Identify the lines that include the word "petition", then copy all of them.

====== INPUT DATA

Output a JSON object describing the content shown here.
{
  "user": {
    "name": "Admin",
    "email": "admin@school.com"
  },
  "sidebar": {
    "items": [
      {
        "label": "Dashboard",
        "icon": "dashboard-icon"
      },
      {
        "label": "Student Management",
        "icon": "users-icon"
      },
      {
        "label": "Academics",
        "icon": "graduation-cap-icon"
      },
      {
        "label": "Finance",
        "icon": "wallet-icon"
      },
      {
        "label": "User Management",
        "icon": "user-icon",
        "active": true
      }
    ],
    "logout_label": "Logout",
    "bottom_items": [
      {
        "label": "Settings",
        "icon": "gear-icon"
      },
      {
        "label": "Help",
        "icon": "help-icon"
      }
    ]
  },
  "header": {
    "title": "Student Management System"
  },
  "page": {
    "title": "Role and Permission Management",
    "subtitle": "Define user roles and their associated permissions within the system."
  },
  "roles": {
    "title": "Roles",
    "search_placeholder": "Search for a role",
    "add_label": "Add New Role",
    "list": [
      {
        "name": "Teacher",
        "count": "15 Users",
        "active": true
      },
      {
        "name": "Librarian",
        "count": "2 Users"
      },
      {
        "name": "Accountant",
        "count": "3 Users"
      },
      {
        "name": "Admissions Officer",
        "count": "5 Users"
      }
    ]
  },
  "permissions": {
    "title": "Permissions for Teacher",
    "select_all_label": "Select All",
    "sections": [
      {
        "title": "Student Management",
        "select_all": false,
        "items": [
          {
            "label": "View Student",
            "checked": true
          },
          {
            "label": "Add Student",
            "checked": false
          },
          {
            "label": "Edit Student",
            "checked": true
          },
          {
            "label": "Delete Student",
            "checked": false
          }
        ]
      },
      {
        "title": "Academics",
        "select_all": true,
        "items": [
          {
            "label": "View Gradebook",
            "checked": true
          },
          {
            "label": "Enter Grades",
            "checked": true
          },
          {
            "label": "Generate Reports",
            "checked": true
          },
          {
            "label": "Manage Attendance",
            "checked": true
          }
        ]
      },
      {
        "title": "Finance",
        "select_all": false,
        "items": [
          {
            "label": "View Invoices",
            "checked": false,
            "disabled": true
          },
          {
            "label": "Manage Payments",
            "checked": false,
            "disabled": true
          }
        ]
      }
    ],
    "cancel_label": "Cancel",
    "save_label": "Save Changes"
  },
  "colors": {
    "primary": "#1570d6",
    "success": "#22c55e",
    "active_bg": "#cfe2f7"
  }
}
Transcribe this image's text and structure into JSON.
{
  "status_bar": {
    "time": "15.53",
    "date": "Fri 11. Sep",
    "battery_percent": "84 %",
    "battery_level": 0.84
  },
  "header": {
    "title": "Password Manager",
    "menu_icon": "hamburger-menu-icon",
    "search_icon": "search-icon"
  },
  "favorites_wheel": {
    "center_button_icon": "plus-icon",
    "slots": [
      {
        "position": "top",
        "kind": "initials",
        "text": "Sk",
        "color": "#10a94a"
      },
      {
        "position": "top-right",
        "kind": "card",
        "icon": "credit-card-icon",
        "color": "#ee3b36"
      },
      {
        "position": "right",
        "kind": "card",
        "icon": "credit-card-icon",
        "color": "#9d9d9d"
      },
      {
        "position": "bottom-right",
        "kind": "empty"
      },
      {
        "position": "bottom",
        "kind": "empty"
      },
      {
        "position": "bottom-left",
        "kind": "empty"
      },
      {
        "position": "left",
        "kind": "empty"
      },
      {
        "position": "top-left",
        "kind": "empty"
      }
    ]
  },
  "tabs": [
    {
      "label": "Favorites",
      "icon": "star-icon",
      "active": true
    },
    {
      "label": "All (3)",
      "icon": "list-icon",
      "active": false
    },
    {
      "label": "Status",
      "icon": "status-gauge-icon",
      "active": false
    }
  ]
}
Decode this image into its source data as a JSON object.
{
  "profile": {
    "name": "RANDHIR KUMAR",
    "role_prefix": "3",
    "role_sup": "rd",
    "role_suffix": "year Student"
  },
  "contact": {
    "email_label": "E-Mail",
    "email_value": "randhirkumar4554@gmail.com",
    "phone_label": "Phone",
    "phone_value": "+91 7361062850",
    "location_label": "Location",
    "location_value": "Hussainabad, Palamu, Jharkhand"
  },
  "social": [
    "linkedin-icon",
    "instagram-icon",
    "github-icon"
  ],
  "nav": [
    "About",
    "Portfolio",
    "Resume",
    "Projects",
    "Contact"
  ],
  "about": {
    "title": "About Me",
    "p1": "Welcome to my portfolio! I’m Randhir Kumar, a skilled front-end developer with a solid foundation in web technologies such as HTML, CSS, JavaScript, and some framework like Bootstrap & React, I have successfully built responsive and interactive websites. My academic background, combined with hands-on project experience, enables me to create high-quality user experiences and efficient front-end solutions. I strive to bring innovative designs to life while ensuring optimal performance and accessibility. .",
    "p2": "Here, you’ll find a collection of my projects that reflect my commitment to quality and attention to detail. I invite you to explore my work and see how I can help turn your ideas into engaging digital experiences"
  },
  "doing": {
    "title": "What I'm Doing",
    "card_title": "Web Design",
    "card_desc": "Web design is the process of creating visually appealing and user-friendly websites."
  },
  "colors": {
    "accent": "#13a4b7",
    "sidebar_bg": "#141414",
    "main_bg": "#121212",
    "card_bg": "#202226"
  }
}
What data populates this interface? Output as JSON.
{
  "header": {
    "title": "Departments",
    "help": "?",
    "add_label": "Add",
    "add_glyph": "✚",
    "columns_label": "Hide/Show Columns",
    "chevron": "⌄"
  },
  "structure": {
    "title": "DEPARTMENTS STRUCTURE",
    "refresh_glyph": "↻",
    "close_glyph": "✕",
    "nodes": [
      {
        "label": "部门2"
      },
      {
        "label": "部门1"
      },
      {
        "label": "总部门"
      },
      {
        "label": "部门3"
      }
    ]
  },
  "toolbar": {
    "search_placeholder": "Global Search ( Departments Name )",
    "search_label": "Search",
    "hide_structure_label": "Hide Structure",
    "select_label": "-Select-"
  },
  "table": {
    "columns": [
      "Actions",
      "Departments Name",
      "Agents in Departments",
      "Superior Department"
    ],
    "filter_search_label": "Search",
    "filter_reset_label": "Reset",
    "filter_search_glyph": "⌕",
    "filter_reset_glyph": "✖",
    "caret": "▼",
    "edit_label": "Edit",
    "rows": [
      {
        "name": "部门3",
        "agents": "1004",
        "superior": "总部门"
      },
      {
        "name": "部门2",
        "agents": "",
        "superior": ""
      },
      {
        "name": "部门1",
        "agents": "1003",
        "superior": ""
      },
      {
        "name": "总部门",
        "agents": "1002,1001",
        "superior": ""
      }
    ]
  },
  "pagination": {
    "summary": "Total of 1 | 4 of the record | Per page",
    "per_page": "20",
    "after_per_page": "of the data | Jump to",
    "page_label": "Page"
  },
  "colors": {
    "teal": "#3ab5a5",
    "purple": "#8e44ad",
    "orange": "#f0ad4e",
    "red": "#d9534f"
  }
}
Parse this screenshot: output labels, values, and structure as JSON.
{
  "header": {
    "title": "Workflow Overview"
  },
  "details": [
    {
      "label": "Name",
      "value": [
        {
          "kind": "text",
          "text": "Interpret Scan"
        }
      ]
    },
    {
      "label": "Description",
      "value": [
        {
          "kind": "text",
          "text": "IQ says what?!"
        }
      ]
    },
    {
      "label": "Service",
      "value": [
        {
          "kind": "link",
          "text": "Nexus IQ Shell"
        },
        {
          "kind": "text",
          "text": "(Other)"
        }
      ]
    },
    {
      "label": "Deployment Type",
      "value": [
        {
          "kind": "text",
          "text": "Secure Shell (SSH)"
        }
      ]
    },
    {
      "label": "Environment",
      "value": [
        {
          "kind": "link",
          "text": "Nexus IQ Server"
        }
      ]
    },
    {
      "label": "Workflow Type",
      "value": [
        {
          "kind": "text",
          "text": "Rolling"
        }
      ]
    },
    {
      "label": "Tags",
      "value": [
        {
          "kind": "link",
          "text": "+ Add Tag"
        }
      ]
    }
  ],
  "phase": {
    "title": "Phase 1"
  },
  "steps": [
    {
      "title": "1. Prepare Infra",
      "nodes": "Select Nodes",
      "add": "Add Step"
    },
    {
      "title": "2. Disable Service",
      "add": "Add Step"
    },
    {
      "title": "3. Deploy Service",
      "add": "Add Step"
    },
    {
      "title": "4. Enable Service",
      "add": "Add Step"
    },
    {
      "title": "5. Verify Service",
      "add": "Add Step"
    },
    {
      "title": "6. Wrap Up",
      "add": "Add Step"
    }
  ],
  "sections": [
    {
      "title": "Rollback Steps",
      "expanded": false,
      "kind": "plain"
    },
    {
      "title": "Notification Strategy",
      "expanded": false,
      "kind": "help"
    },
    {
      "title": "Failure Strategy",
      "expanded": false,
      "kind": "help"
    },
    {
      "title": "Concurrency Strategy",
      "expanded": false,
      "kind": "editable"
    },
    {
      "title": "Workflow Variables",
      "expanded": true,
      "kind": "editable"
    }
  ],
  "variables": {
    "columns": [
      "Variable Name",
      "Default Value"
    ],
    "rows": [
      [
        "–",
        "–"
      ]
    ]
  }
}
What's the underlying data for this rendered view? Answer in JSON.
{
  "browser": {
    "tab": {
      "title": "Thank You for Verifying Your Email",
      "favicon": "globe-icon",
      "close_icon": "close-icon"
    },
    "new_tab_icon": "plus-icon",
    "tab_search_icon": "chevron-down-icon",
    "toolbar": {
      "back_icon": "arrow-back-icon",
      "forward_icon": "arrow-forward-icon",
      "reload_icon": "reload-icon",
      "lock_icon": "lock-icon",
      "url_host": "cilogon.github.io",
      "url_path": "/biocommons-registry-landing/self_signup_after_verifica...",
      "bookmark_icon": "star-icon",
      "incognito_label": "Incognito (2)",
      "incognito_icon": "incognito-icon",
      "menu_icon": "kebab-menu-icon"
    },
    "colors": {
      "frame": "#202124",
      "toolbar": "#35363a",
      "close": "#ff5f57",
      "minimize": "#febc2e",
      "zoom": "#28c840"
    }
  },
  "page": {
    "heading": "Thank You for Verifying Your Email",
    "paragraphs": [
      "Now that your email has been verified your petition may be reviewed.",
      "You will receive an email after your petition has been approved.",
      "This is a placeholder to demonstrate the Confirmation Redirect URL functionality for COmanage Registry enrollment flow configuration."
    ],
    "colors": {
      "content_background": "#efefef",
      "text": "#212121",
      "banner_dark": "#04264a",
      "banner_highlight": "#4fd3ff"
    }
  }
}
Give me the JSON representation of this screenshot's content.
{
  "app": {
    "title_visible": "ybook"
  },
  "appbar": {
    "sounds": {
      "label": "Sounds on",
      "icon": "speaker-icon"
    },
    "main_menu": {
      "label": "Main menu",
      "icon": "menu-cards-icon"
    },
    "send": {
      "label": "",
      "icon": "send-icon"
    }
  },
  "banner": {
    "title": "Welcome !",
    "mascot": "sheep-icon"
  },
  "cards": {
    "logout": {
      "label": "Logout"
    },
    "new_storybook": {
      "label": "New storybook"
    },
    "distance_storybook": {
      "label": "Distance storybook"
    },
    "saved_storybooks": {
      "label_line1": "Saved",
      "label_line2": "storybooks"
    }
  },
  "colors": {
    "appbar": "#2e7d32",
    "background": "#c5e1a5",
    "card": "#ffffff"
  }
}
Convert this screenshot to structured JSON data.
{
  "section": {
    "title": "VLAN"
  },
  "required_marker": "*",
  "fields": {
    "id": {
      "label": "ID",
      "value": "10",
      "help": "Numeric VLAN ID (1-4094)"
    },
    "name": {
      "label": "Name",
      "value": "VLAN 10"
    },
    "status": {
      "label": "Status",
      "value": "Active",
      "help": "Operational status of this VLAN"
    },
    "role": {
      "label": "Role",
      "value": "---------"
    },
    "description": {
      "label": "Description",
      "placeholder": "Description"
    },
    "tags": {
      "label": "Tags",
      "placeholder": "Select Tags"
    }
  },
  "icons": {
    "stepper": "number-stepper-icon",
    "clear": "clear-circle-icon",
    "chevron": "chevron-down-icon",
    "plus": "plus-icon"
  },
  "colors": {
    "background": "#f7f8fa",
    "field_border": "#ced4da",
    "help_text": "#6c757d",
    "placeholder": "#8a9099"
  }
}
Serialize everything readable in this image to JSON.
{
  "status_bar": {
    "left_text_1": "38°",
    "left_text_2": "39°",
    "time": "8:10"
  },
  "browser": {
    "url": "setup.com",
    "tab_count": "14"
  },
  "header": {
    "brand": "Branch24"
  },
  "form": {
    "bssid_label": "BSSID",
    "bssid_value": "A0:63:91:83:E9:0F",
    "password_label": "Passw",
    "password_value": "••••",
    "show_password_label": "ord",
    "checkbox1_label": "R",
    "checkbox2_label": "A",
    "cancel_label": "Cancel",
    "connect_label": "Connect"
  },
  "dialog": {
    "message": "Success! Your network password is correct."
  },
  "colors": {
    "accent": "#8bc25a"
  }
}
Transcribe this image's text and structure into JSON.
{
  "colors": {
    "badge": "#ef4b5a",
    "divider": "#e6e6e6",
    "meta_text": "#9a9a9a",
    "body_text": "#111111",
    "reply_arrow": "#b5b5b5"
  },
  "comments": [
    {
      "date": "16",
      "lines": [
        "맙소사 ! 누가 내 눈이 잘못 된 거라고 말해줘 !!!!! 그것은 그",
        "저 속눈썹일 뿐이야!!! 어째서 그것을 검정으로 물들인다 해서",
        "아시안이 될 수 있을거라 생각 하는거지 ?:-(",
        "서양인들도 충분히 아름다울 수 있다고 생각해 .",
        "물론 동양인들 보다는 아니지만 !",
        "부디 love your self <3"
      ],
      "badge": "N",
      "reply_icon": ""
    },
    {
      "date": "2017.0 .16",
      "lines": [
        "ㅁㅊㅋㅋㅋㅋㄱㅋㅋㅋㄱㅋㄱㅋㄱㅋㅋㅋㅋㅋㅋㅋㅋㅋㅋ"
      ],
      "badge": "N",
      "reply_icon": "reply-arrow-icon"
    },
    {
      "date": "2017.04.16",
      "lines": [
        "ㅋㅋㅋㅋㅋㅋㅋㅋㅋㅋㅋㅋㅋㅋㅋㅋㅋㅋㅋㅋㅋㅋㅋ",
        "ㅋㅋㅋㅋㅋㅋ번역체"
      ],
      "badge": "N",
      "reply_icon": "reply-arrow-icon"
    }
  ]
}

============

§ **SOLVED EXERCISE**
      "Now that your email has been verified your petition may be reviewed.",
      "You will receive an email after your petition has been approved.",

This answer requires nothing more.